» **Directions for this task**
Print the records below exactly as they appear.

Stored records
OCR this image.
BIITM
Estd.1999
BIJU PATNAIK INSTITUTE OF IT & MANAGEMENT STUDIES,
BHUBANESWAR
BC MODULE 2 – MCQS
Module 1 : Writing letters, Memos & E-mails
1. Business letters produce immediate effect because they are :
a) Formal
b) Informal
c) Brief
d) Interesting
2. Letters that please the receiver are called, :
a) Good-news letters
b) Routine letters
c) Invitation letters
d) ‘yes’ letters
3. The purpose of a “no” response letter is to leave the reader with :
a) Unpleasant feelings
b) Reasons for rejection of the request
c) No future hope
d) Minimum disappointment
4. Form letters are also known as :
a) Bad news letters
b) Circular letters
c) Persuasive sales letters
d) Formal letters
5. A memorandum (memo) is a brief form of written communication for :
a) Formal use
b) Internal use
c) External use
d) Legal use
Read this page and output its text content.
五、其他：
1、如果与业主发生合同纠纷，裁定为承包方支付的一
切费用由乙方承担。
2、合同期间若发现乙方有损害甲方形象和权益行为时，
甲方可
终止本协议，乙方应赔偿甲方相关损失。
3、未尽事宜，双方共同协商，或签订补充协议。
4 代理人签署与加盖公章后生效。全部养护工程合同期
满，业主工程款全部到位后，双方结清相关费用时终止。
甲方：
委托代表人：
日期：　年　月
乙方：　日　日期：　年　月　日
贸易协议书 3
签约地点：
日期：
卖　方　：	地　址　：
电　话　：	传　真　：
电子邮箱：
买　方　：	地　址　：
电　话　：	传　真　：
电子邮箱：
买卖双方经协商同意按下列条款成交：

» **Full output**
OCR this image.
BIITM
Estd.1999
BIJU PATNAIK INSTITUTE OF IT & MANAGEMENT STUDIES,
BHUBANESWAR
BC MODULE 2 – MCQS
Module 1 : Writing letters, Memos & E-mails
1. Business letters produce immediate effect because they are :
a) Formal
b) Informal
c) Brief
d) Interesting
2. Letters that please the receiver are called, :
a) Good-news letters
b) Routine letters
c) Invitation letters
d) ‘yes’ letters
3. The purpose of a “no” response letter is to leave the reader with :
a) Unpleasant feelings
b) Reasons for rejection of the request
c) No future hope
d) Minimum disappointment
4. Form letters are also known as :
a) Bad news letters
b) Circular letters
c) Persuasive sales letters
d) Formal letters
5. A memorandum (memo) is a brief form of written communication for :
a) Formal use
b) Internal use
c) External use
d) Legal use
Read this page and output its text content.
五、其他：
1、如果与业主发生合同纠纷，裁定为承包方支付的一
切费用由乙方承担。
2、合同期间若发现乙方有损害甲方形象和权益行为时，
甲方可
终止本协议，乙方应赔偿甲方相关损失。
3、未尽事宜，双方共同协商，或签订补充协议。
4 代理人签署与加盖公章后生效。全部养护工程合同期
满，业主工程款全部到位后，双方结清相关费用时终止。
甲方：
委托代表人：
日期：　年　月
乙方：　日　日期：　年　月　日
贸易协议书 3
签约地点：
日期：
卖　方　：	地　址　：
电　话　：	传　真　：
电子邮箱：
买　方　：	地　址　：
电　话　：	传　真　：
电子邮箱：
买卖双方经协商同意按下列条款成交：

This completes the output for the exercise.